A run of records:
—————

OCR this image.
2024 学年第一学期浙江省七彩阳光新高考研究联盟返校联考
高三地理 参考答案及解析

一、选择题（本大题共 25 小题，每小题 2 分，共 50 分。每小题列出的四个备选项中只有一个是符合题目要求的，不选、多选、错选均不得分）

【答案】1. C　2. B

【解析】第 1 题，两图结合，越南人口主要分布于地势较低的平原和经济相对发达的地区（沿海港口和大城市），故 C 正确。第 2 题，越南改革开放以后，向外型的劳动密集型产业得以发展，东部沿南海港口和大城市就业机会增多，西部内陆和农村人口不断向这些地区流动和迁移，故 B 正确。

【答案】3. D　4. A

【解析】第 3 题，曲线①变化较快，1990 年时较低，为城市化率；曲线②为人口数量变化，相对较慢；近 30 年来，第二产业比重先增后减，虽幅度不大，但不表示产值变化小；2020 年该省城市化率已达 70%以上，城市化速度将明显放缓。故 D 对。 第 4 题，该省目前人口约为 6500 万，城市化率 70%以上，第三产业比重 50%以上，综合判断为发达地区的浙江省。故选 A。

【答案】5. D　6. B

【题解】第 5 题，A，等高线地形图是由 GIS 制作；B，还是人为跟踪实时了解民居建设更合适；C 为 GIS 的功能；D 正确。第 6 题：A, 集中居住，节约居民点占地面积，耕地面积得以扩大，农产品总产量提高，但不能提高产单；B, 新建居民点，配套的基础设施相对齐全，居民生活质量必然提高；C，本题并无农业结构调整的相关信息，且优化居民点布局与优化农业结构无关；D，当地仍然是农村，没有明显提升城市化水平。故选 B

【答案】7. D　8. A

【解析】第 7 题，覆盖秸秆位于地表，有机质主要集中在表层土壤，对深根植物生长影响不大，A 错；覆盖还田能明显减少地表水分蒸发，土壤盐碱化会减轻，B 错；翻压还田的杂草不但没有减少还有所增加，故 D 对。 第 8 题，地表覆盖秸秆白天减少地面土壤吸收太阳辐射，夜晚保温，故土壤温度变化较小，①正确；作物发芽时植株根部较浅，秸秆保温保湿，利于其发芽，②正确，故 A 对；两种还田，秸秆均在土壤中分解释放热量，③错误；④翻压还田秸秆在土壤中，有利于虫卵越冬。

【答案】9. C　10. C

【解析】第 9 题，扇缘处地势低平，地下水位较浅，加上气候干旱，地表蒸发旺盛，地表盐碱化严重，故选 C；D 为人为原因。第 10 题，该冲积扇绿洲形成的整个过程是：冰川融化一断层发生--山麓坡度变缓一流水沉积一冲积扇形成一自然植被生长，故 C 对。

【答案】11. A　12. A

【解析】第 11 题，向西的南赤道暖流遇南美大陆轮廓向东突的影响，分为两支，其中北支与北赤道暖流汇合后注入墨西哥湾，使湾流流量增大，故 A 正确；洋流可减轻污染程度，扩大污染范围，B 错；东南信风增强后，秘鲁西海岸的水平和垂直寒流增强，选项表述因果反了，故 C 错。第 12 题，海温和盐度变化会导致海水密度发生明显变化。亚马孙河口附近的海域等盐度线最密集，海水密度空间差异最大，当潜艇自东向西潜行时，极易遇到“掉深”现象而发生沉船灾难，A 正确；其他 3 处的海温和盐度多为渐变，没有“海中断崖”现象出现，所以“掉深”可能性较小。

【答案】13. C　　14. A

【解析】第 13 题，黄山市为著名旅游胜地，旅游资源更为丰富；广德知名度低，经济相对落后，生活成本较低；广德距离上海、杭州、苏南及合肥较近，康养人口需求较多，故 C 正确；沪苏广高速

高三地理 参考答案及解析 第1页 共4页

—————

• **Requirement**
Extract the complete data, matching each line exactly.

• **Result of this exercise**
OCR this image.
2024 学年第一学期浙江省七彩阳光新高考研究联盟返校联考
高三地理 参考答案及解析

一、选择题（本大题共 25 小题，每小题 2 分，共 50 分。每小题列出的四个备选项中只有一个是符合题目要求的，不选、多选、错选均不得分）

【答案】1. C　2. B

【解析】第 1 题，两图结合，越南人口主要分布于地势较低的平原和经济相对发达的地区（沿海港口和大城市），故 C 正确。第 2 题，越南改革开放以后，向外型的劳动密集型产业得以发展，东部沿南海港口和大城市就业机会增多，西部内陆和农村人口不断向这些地区流动和迁移，故 B 正确。

【答案】3. D　4. A

【解析】第 3 题，曲线①变化较快，1990 年时较低，为城市化率；曲线②为人口数量变化，相对较慢；近 30 年来，第二产业比重先增后减，虽幅度不大，但不表示产值变化小；2020 年该省城市化率已达 70%以上，城市化速度将明显放缓。故 D 对。 第 4 题，该省目前人口约为 6500 万，城市化率 70%以上，第三产业比重 50%以上，综合判断为发达地区的浙江省。故选 A。

【答案】5. D　6. B

【题解】第 5 题，A，等高线地形图是由 GIS 制作；B，还是人为跟踪实时了解民居建设更合适；C 为 GIS 的功能；D 正确。第 6 题：A, 集中居住，节约居民点占地面积，耕地面积得以扩大，农产品总产量提高，但不能提高产单；B, 新建居民点，配套的基础设施相对齐全，居民生活质量必然提高；C，本题并无农业结构调整的相关信息，且优化居民点布局与优化农业结构无关；D，当地仍然是农村，没有明显提升城市化水平。故选 B

【答案】7. D　8. A

【解析】第 7 题，覆盖秸秆位于地表，有机质主要集中在表层土壤，对深根植物生长影响不大，A 错；覆盖还田能明显减少地表水分蒸发，土壤盐碱化会减轻，B 错；翻压还田的杂草不但没有减少还有所增加，故 D 对。 第 8 题，地表覆盖秸秆白天减少地面土壤吸收太阳辐射，夜晚保温，故土壤温度变化较小，①正确；作物发芽时植株根部较浅，秸秆保温保湿，利于其发芽，②正确，故 A 对；两种还田，秸秆均在土壤中分解释放热量，③错误；④翻压还田秸秆在土壤中，有利于虫卵越冬。

【答案】9. C　10. C

【解析】第 9 题，扇缘处地势低平，地下水位较浅，加上气候干旱，地表蒸发旺盛，地表盐碱化严重，故选 C；D 为人为原因。第 10 题，该冲积扇绿洲形成的整个过程是：冰川融化一断层发生--山麓坡度变缓一流水沉积一冲积扇形成一自然植被生长，故 C 对。

【答案】11. A　12. A

【解析】第 11 题，向西的南赤道暖流遇南美大陆轮廓向东突的影响，分为两支，其中北支与北赤道暖流汇合后注入墨西哥湾，使湾流流量增大，故 A 正确；洋流可减轻污染程度，扩大污染范围，B 错；东南信风增强后，秘鲁西海岸的水平和垂直寒流增强，选项表述因果反了，故 C 错。第 12 题，海温和盐度变化会导致海水密度发生明显变化。亚马孙河口附近的海域等盐度线最密集，海水密度空间差异最大，当潜艇自东向西潜行时，极易遇到“掉深”现象而发生沉船灾难，A 正确；其他 3 处的海温和盐度多为渐变，没有“海中断崖”现象出现，所以“掉深”可能性较小。

【答案】13. C　　14. A

【解析】第 13 题，黄山市为著名旅游胜地，旅游资源更为丰富；广德知名度低，经济相对落后，生活成本较低；广德距离上海、杭州、苏南及合肥较近，康养人口需求较多，故 C 正确；沪苏广高速

高三地理 参考答案及解析 第1页 共4页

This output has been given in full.